**Given problem:** Copy all the entries word for word, but omit the pictures.

_ _ _

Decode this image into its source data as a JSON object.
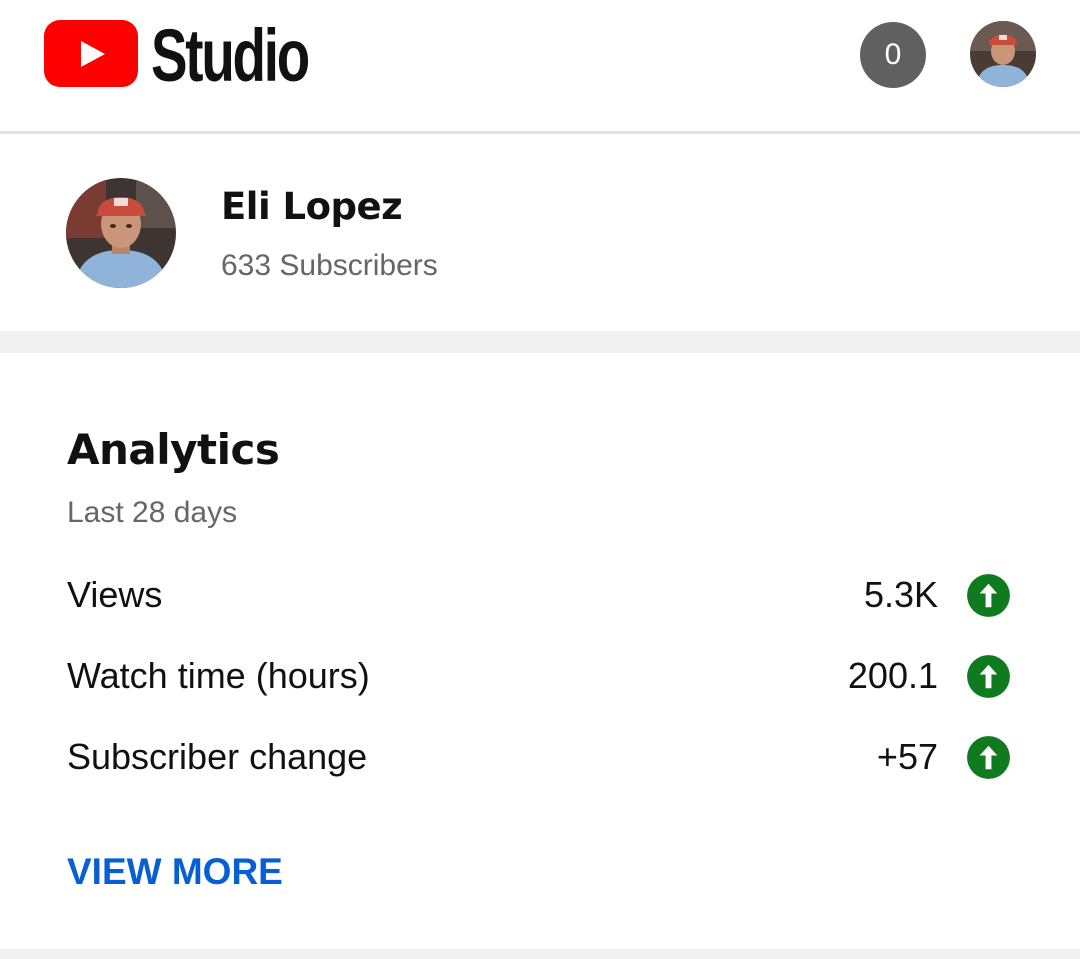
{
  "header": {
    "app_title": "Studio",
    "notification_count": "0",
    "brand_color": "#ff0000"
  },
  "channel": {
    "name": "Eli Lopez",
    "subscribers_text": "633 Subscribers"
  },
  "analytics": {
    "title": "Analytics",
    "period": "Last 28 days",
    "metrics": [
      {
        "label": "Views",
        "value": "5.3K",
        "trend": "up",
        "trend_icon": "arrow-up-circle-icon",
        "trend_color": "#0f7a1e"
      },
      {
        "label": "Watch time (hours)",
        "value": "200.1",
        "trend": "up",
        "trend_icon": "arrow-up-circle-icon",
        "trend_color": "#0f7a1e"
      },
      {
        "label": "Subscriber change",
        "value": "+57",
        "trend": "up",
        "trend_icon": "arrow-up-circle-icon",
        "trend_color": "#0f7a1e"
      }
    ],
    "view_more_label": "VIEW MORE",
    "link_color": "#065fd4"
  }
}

_ _ _

**Task solution:**
Decode this image into its source data as a JSON object.
{
  "header": {
    "app_title": "Studio",
    "notification_count": "0",
    "brand_color": "#ff0000"
  },
  "channel": {
    "name": "Eli Lopez",
    "subscribers_text": "633 Subscribers"
  },
  "analytics": {
    "title": "Analytics",
    "period": "Last 28 days",
    "metrics": [
      {
        "label": "Views",
        "value": "5.3K",
        "trend": "up",
        "trend_icon": "arrow-up-circle-icon",
        "trend_color": "#0f7a1e"
      },
      {
        "label": "Watch time (hours)",
        "value": "200.1",
        "trend": "up",
        "trend_icon": "arrow-up-circle-icon",
        "trend_color": "#0f7a1e"
      },
      {
        "label": "Subscriber change",
        "value": "+57",
        "trend": "up",
        "trend_icon": "arrow-up-circle-icon",
        "trend_color": "#0f7a1e"
      }
    ],
    "view_more_label": "VIEW MORE",
    "link_color": "#065fd4"
  }
}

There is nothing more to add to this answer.